What the exercise asks:
In the data below, find every line that has the string "Relative", and copy it.

- - - -

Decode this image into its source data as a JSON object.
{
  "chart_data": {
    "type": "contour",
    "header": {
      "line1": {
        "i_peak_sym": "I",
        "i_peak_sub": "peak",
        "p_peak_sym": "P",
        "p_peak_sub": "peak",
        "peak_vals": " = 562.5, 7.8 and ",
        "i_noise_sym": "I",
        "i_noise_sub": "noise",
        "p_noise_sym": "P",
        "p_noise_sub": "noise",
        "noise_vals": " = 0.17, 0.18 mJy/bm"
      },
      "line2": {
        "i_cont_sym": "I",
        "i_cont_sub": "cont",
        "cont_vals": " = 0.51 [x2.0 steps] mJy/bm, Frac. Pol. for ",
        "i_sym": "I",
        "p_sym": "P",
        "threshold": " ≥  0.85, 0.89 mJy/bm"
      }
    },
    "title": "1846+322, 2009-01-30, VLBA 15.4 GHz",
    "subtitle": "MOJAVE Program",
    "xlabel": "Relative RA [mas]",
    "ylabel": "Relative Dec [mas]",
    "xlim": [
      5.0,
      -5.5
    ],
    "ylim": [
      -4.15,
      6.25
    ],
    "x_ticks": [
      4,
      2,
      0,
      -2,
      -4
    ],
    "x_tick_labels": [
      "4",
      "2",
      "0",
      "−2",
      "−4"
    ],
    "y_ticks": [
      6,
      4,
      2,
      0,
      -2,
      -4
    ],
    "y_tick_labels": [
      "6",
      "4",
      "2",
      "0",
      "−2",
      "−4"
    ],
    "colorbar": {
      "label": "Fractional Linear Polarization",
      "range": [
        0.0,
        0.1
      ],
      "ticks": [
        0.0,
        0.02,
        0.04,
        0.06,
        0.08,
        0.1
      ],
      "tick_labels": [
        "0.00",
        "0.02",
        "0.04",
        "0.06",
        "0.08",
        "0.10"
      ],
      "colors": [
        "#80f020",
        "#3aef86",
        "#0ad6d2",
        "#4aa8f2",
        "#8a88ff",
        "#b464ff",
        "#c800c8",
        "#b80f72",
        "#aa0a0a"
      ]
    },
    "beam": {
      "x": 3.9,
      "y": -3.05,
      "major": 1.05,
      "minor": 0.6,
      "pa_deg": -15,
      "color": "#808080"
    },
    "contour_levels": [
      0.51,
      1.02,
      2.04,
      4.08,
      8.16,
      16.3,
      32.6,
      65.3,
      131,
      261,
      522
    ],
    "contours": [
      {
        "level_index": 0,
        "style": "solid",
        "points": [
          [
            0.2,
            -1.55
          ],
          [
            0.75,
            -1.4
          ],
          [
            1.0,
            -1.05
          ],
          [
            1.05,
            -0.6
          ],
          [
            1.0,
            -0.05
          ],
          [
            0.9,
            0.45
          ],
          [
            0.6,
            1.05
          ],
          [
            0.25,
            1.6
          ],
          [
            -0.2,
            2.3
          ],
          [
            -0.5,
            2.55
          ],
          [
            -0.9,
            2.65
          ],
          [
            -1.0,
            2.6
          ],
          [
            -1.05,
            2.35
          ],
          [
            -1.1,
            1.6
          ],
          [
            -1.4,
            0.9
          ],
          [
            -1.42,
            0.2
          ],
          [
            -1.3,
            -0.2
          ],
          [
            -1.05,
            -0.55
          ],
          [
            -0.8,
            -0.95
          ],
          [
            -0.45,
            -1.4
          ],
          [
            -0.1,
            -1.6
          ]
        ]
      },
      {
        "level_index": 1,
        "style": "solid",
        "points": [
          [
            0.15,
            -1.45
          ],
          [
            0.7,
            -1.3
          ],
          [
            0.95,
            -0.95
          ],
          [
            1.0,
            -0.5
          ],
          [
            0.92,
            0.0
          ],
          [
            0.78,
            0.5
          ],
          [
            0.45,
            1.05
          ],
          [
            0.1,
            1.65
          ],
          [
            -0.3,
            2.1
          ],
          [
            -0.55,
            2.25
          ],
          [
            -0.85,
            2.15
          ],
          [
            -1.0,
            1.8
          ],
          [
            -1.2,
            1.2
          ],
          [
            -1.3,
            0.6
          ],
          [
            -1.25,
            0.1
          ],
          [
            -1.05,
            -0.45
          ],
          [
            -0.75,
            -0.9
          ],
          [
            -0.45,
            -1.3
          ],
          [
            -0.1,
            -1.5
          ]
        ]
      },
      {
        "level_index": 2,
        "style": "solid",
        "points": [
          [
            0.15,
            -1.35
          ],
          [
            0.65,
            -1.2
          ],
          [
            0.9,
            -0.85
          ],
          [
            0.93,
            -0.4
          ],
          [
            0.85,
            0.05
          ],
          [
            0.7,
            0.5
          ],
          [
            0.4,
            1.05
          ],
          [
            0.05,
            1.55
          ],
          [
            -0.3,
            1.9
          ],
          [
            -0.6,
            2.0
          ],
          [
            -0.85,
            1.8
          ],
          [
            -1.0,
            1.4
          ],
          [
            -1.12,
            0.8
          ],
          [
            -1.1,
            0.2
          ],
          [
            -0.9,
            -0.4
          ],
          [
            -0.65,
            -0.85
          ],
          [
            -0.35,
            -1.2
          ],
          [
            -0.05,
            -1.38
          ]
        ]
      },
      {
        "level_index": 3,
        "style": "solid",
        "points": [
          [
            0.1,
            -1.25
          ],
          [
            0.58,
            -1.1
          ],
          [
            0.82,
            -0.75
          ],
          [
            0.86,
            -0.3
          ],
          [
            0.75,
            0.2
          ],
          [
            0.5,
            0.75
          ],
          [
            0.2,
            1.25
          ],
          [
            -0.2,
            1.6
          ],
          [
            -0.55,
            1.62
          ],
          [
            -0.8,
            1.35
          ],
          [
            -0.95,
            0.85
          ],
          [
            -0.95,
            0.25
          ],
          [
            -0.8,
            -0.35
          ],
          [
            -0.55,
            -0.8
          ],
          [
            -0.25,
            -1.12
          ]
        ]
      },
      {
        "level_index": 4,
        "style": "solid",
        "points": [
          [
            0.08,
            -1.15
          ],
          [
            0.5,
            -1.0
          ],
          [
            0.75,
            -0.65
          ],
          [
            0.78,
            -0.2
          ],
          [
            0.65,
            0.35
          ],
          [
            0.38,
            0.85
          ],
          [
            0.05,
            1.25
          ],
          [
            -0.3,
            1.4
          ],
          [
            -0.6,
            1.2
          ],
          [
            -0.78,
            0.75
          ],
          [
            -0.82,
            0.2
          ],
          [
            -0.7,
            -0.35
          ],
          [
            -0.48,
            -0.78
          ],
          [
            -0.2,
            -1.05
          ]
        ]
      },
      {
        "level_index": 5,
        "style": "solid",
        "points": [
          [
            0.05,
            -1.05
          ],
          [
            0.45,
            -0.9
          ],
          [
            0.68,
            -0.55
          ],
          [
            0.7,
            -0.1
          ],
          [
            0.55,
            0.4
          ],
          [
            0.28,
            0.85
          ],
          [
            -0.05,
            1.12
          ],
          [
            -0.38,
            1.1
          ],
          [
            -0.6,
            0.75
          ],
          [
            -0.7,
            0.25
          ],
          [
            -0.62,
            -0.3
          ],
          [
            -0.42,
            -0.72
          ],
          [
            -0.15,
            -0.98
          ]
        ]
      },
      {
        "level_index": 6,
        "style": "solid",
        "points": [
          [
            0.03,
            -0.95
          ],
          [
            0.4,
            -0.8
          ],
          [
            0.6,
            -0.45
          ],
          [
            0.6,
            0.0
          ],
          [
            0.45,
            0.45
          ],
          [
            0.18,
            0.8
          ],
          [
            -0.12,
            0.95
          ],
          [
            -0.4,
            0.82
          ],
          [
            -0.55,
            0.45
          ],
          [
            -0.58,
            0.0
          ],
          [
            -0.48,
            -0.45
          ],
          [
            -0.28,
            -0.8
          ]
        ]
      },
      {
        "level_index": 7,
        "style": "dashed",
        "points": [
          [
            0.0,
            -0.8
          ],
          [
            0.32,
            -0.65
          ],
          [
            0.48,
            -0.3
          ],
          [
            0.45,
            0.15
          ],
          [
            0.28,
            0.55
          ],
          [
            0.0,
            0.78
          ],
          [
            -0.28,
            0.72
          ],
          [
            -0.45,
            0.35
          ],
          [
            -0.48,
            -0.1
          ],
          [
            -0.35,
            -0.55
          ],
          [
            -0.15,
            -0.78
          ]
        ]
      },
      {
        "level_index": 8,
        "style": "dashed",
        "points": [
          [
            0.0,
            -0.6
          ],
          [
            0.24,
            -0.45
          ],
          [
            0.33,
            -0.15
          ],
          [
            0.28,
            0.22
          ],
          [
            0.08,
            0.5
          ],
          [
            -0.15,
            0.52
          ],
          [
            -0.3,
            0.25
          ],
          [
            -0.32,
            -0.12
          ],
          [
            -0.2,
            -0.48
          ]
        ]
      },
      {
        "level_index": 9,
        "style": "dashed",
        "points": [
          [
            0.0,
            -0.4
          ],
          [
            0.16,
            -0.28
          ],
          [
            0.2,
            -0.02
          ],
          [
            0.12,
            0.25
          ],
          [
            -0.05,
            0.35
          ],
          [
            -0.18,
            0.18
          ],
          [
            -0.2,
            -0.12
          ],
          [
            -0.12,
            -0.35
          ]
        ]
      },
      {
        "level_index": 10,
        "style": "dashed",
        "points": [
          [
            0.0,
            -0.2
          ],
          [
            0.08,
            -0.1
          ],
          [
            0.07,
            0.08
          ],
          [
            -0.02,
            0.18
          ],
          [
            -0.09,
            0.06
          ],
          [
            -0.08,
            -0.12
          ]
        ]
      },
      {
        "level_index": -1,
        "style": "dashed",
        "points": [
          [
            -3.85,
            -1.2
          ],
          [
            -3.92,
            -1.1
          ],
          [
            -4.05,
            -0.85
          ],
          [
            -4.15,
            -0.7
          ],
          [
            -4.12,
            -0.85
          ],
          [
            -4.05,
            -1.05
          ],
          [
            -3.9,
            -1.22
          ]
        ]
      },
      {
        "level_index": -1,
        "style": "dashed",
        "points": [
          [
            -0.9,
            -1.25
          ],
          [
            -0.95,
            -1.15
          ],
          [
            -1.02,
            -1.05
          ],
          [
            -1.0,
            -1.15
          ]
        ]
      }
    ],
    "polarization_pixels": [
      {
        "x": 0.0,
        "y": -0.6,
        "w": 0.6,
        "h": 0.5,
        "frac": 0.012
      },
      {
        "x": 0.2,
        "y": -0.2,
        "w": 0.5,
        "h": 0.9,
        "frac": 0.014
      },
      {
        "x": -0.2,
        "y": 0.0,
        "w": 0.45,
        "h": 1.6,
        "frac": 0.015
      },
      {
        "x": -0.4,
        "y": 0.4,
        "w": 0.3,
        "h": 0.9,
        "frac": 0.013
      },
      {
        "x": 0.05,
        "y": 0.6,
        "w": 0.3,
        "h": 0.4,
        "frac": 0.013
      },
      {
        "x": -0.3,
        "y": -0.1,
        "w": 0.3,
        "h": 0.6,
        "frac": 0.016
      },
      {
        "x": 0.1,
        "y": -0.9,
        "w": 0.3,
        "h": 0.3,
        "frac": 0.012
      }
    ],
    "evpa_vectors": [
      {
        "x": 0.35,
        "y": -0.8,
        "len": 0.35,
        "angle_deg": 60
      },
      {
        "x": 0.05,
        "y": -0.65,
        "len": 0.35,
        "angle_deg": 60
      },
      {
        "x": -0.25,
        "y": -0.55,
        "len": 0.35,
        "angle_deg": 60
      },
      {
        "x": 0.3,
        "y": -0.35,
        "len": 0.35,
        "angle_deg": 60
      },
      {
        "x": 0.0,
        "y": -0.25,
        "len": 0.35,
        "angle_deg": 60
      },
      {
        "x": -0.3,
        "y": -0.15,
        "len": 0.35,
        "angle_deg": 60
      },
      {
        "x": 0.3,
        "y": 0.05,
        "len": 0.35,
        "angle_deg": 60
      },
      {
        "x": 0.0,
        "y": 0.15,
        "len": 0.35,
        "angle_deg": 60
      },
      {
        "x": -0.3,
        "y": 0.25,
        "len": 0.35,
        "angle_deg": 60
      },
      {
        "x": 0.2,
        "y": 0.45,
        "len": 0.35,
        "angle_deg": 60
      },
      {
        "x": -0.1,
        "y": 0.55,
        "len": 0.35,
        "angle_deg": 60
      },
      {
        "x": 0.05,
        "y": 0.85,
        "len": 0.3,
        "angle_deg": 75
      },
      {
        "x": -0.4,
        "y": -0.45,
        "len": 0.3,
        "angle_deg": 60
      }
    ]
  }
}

- - - -

Worked answer:
    "xlabel": "Relative RA [mas]",
    "ylabel": "Relative Dec [mas]",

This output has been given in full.